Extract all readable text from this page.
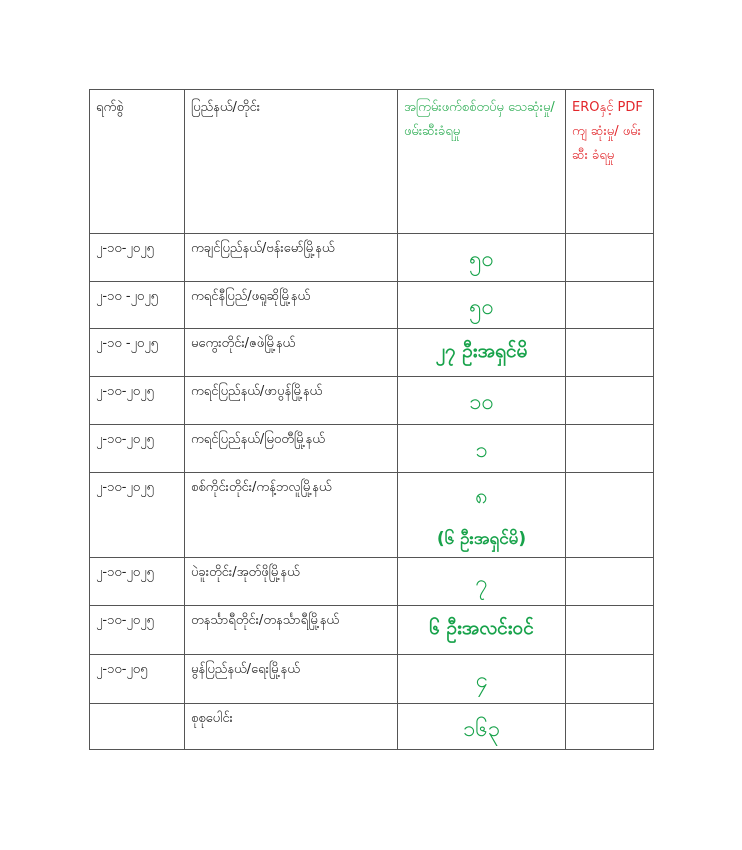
ရက်စွဲ	ပြည်နယ်/တိုင်း	အကြမ်းဖက်စစ်တပ်မှ သေဆုံးမှု/ ဖမ်းဆီးခံရမှု	EROနှင့် PDF ကျ ဆုံးမှု/ ဖမ်းဆီး ခံရမှု

၂-၁၀-၂၀၂၅	ကချင်ပြည်နယ်/ဗန်းမော်မြို့နယ်	၅၀	

၂-၁၀ -၂၀၂၅	ကရင်နီပြည်/ဖရူဆိုမြို့နယ်	၅၀	

၂-၁၀ -၂၀၂၅	မကွေးတိုင်း/ဇဖဲမြို့နယ်	၂၇ ဦးအရှင်မိ	

၂-၁၀-၂၀၂၅	ကရင်ပြည်နယ်/ဖာပွန်မြို့နယ်	၁၀	

၂-၁၀-၂၀၂၅	ကရင်ပြည်နယ်/မြဝတီမြို့နယ်	၁	

၂-၁၀-၂၀၂၅	စစ်ကိုင်းတိုင်း/ကန့်ဘလူမြို့နယ်	၈
(၆ ဦးအရှင်မိ)	

၂-၁၀-၂၀၂၅	ပဲခူးတိုင်း/အုတ်ဖိုမြို့နယ်	၇	

၂-၁၀-၂၀၂၅	တနင်္သာရီတိုင်း/တနင်္သာရီမြို့နယ်	၆ ဦးအလင်းဝင်	

၂-၁၀-၂၀၅	မွန်ပြည်နယ်/ရေးမြို့နယ်	၄	

	စုစုပေါင်း	၁၆၃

▬▬▬▬▬▬

**Exercise aim**
Set down the lines of the records above exactly, apart from the pictures.

**Task solution**
Extract all readable text from this page.
ရက်စွဲ	ပြည်နယ်/တိုင်း	အကြမ်းဖက်စစ်တပ်မှ သေဆုံးမှု/ ဖမ်းဆီးခံရမှု	EROနှင့် PDF ကျ ဆုံးမှု/ ဖမ်းဆီး ခံရမှု

၂-၁၀-၂၀၂၅	ကချင်ပြည်နယ်/ဗန်းမော်မြို့နယ်	၅၀	

၂-၁၀ -၂၀၂၅	ကရင်နီပြည်/ဖရူဆိုမြို့နယ်	၅၀	

၂-၁၀ -၂၀၂၅	မကွေးတိုင်း/ဇဖဲမြို့နယ်	၂၇ ဦးအရှင်မိ	

၂-၁၀-၂၀၂၅	ကရင်ပြည်နယ်/ဖာပွန်မြို့နယ်	၁၀	

၂-၁၀-၂၀၂၅	ကရင်ပြည်နယ်/မြဝတီမြို့နယ်	၁	

၂-၁၀-၂၀၂၅	စစ်ကိုင်းတိုင်း/ကန့်ဘလူမြို့နယ်	၈
(၆ ဦးအရှင်မိ)	

၂-၁၀-၂၀၂၅	ပဲခူးတိုင်း/အုတ်ဖိုမြို့နယ်	၇	

၂-၁၀-၂၀၂၅	တနင်္သာရီတိုင်း/တနင်္သာရီမြို့နယ်	၆ ဦးအလင်းဝင်	

၂-၁၀-၂၀၅	မွန်ပြည်နယ်/ရေးမြို့နယ်	၄	

	စုစုပေါင်း	၁၆၃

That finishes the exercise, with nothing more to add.